Page
— begin —
Alternative giving is a form of gift giving in which the giver makes a donation to a charitable organization on the gift recipient's behalf, rather than giving them an item. The idea of giving something to one person by paying another was applied by Benjamin Franklin as a "trick ... for doing a deal of good with a little money", which came to be known as "pay it forward". This form of giving is often used as an alternative to consumerism and to mitigate the impact of gift-giving on the environment.

Charities that promote this type of donating will normally provide a card or certificate describing the donation, often with an example of how the donation will be used (such as one day's worth of food for a hungry person) or a symbolic denomination, called "ownership" or "adoption" (of an animal or a tree for example). Some charities promote alternative giving at weddings in place of wedding favors, normally providing several cards to be left on tables at the reception letting guests know a donation has been made rather than individual cards for each guest. In 2011, Catherine Middleton and Prince William made the decision to "pay it forward" with their wedding gifts, asking that the money to be used for gifts be given to charities and good causes.

The concept was spoofed in the 1997 Seinfeld episode "The Strike". George Costanza, angry at having received a donation to charity instead of an actual gift, made up his own non-existent charity and handed out fake donations to save money on gifts and cheques.
— end —
Dataset excerpts
— begin —
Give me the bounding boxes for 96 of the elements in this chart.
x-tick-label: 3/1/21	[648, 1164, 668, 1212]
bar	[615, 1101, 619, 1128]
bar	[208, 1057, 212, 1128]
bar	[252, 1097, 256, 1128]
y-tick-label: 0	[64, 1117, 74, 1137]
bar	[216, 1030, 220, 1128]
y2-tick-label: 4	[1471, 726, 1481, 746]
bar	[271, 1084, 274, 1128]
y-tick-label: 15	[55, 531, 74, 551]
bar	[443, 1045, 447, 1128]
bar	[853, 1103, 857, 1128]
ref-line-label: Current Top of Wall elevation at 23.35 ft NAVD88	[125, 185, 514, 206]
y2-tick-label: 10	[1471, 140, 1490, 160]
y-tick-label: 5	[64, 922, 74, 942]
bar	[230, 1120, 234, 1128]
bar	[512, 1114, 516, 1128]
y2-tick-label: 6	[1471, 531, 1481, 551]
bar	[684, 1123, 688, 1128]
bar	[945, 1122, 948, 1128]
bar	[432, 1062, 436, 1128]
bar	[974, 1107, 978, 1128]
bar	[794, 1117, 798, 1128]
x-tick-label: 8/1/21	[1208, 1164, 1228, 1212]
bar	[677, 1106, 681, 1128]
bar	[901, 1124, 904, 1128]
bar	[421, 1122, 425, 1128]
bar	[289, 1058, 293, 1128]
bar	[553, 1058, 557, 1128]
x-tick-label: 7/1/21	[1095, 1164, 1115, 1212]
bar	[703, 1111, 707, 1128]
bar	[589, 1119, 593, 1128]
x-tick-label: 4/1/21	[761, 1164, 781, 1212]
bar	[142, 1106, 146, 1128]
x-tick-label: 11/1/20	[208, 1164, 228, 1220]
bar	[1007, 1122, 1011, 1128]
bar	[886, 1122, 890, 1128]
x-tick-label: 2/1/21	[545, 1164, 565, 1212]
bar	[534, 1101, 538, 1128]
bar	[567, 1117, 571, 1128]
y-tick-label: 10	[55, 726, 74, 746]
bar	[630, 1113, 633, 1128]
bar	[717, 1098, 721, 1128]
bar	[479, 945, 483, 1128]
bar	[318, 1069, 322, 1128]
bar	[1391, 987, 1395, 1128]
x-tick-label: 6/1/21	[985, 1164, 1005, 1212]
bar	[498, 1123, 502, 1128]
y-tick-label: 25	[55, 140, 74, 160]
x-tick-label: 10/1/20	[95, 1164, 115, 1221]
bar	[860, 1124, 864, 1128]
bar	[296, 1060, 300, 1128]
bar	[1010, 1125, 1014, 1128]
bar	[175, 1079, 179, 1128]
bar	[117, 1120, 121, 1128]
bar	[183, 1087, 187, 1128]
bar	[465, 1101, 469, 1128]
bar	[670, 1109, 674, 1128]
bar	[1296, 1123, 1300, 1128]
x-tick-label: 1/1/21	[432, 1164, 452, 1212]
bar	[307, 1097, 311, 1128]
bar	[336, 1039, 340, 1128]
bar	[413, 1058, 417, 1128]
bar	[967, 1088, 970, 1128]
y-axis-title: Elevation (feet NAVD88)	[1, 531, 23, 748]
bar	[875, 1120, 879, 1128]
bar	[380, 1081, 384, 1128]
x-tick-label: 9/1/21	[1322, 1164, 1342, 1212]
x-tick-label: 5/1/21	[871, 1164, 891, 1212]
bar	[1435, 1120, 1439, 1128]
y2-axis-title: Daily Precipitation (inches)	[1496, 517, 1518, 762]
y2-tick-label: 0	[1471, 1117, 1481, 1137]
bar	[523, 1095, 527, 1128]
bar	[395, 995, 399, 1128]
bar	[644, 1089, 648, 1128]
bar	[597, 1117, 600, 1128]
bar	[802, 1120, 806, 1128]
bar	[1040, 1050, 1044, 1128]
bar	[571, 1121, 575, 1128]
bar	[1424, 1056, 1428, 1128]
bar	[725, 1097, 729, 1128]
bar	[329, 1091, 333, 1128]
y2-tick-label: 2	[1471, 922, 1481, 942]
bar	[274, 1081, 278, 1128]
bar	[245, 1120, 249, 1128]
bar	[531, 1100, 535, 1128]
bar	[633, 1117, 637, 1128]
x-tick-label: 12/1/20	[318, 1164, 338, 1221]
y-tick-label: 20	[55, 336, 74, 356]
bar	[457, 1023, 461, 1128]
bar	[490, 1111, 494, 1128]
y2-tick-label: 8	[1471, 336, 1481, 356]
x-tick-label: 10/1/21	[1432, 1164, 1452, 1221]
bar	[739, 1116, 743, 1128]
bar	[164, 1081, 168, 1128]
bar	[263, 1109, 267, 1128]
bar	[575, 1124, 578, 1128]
— end —
Goals
1. Sum up the passage on alternative giving in two sentences.
2. Report, copied in full, each line of the listing that contains the string "title". Case counts.
The text and the listing were taken from unrelated sources.

Written responses
1. Alternative giving means donating to a charity on the recipient's behalf instead of giving them an item, and it is often used as an alternative to consumerism and to lessen the impact of gift-giving on the environment. Charities that promote it usually provide a card or certificate describing the donation, and some promote it at weddings in place of wedding favors.

2.
y-axis-title: Elevation (feet NAVD88)	[1, 531, 23, 748]
y2-axis-title: Daily Precipitation (inches)	[1496, 517, 1518, 762]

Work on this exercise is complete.